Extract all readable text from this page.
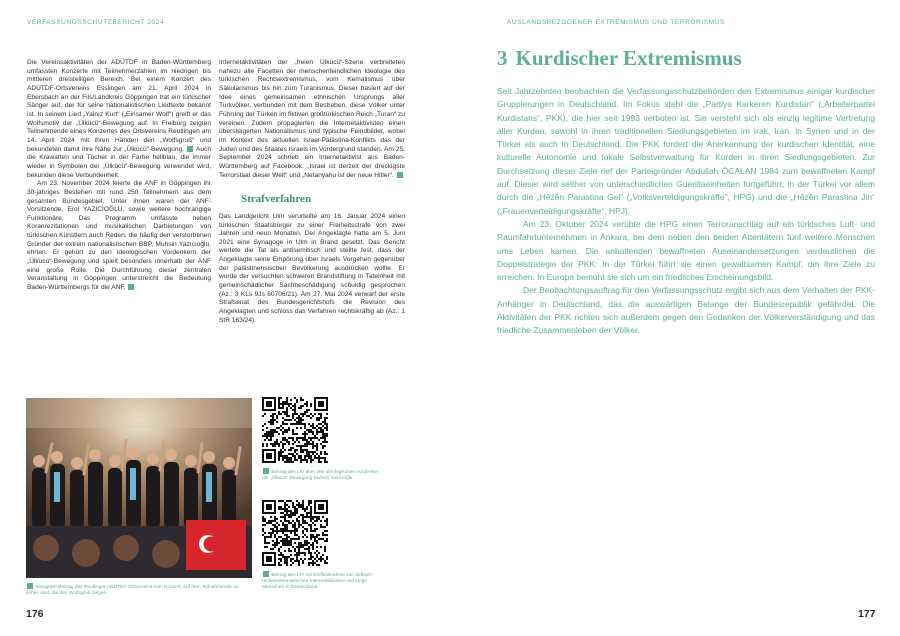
VERFASSUNGSSCHUTZBERICHT 2024

Die Vereinsaktivitäten der ADÜTDF in Baden-Württemberg umfassten Konzerte mit Teilnehmerzahlen im niedrigen bis mittleren dreistelligen Bereich. Bei einem Konzert des ADÜTDF-Ortsvereins Esslingen am 21. April 2024 in Ebersbach an der Fils/Landkreis Göppingen trat ein türkischer Sänger auf, der für seine nationalistischen Liedtexte bekannt ist. In seinem Lied „Yalnız Kurt“ („Einsamer Wolf“) greift er das Wolfsmotiv der „Ülkücü“-Bewegung auf. In Freiburg zeigten Teilnehmende eines Konzertes des Ortsvereins Reutlingen am 14. April 2024 mit ihren Händen den „Wolfsgruß“ und bekundeten damit ihre Nähe zur „Ülkücü“-Bewegung. Auch die Krawatten und Tücher in der Farbe hellblau, die immer wieder in Symbolen der „Ülkücü“-Bewegung verwendet wird, bekunden diese Verbundenheit.

Am 23. November 2024 feierte die ANF in Göppingen ihr 30-jähriges Bestehen mit rund 250 Teilnehmern aus dem gesamten Bundesgebiet. Unter ihnen waren der ANF-Vorsitzende, Erol YAZICIOĞLU, sowie weitere hochrangige Funktionäre. Das Programm umfasste neben Koranrezitationen und musikalischen Darbietungen von türkischen Künstlern auch Reden, die häufig den verstorbenen Gründer der extrem nationalistischen BBP, Muhsin Yazıcıoğlu, ehrten. Er gehört zu den ideologischen Vordenkern der „Ülkücü“-Bewegung und spielt besonders innerhalb der ANF eine große Rolle. Die Durchführung dieser zentralen Veranstaltung in Göppingen unterstreicht die Bedeutung Baden-Württembergs für die ANF.

Internetaktivitäten der „freien Ülkücü“-Szene verbreiteten nahezu alle Facetten der menschenfeindlichen Ideologie des türkischen Rechtsextremismus, vom Kemalismus über Säkularismus bis hin zum Turanismus. Dieser basiert auf der Idee eines gemeinsamen ethnischen Ursprungs aller Turkvölker, verbunden mit dem Bestreben, diese Völker unter Führung der Türken im fiktiven großtürkischen Reich „Turan“ zu vereinen. Zudem propagierten die Internetaktivisten einen übersteigerten Nationalismus und typische Feindbilder, wobei im Kontext des aktuellen Israel-Palästina-Konflikts das der Juden und des Staates Israels im Vordergrund standen. Am 25. September 2024 schrieb ein Internetaktivist aus Baden-Württemberg auf Facebook: „Israel ist derzeit der dreckigste Terrorstaat dieser Welt“ und „Netanyahu ist der neue Hitler“.

Strafverfahren

Das Landgericht Ulm verurteilte am 16. Januar 2024 einen türkischen Staatsbürger zu einer Freiheitsstrafe von zwei Jahren und neun Monaten. Der Angeklagte hatte am 5. Juni 2021 eine Synagoge in Ulm in Brand gesetzt. Das Gericht wertete die Tat als antisemitisch und stellte fest, dass der Angeklagte seine Empörung über Israels Vorgehen gegenüber der palästinensischen Bevölkerung ausdrücken wollte. Er wurde der versuchten schweren Brandstiftung in Tateinheit mit gemeinschädlicher Sachbeschädigung schuldig gesprochen (Az.: 3 KLs 9Js 60706/21). Am 27. Mai 2024 verwarf der erste Strafsenat des Bundesgerichtshofs die Revision des Angeklagten und schloss das Verfahren rechtskräftig ab (Az.: 1 StR 163/24).

Instagram-Beitrag des Reutlinger ADÜTDF-Ortsvereins zum Konzert, auf dem Teilnehmende zu sehen sind, die den Wolfsgruß zeigen
Beitrag des LfV über den ideologischen Vordenker der „Ülkücü“-Bewegung Muhsin Yazıcıoğlu
Beitrag des LfV zur Einflussnahme von türkisch-rechtsextremistischen Internetaktivisten auf junge Menschen in Deutschland
176
AUSLANDSBEZOGENER EXTREMISMUS UND TERRORISMUS
3 Kurdischer Extremismus

Seit Jahrzehnten beobachten die Verfassungsschutzbehörden den Extremismus einiger kurdischer Gruppierungen in Deutschland. Im Fokus steht die „Partiya Karkeren Kurdistan“ („Arbeiterpartei Kurdistans“, PKK), die hier seit 1993 verboten ist. Sie versteht sich als einzig legitime Vertretung aller Kurden, sowohl in ihren traditionellen Siedlungsgebieten im Irak, Iran, in Syrien und in der Türkei als auch in Deutschland. Die PKK fordert die Anerkennung der kurdischen Identität, eine kulturelle Autonomie und lokale Selbstverwaltung für Kurden in ihren Siedlungsgebieten. Zur Durchsetzung dieser Ziele rief der Parteigründer Abdullah ÖCALAN 1984 zum bewaffneten Kampf auf. Dieser wird seither von unterschiedlichen Guerillaeinheiten fortgeführt, in der Türkei vor allem durch die „Hêzên Parastina Gel“ („Volksverteidigungskräfte“, HPG) und die „Hêzên Parastina Jin“ („Frauenverteidigungskräfte“, HPJ).

Am 23. Oktober 2024 verübte die HPG einen Terroranschlag auf ein türkisches Luft- und Raumfahrtunternehmen in Ankara, bei dem neben den beiden Attentätern fünf weitere Menschen ums Leben kamen. Die anhaltenden bewaffneten Auseinandersetzungen verdeutlichen die Doppelstrategie der PKK: In der Türkei führt sie einen gewaltsamen Kampf, um ihre Ziele zu erreichen. In Europa bemüht sie sich um ein friedliches Erscheinungsbild.

Der Beobachtungsauftrag für den Verfassungsschutz ergibt sich aus dem Verhalten der PKK-Anhänger in Deutschland, das die auswärtigen Belange der Bundesrepublik gefährdet. Die Aktivitäten der PKK richten sich außerdem gegen den Gedanken der Völkerverständigung und das friedliche Zusammenleben der Völker.

177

****************************************

**BRIEF:** Copy every line from the records above that contains the word "Beitrag".

**OUTPUT:**
Instagram-Beitrag des Reutlinger ADÜTDF-Ortsvereins zum Konzert, auf dem Teilnehmende zu sehen sind, die den Wolfsgruß zeigen
Beitrag des LfV über den ideologischen Vordenker der „Ülkücü“-Bewegung Muhsin Yazıcıoğlu
Beitrag des LfV zur Einflussnahme von türkisch-rechtsextremistischen Internetaktivisten auf junge Menschen in Deutschland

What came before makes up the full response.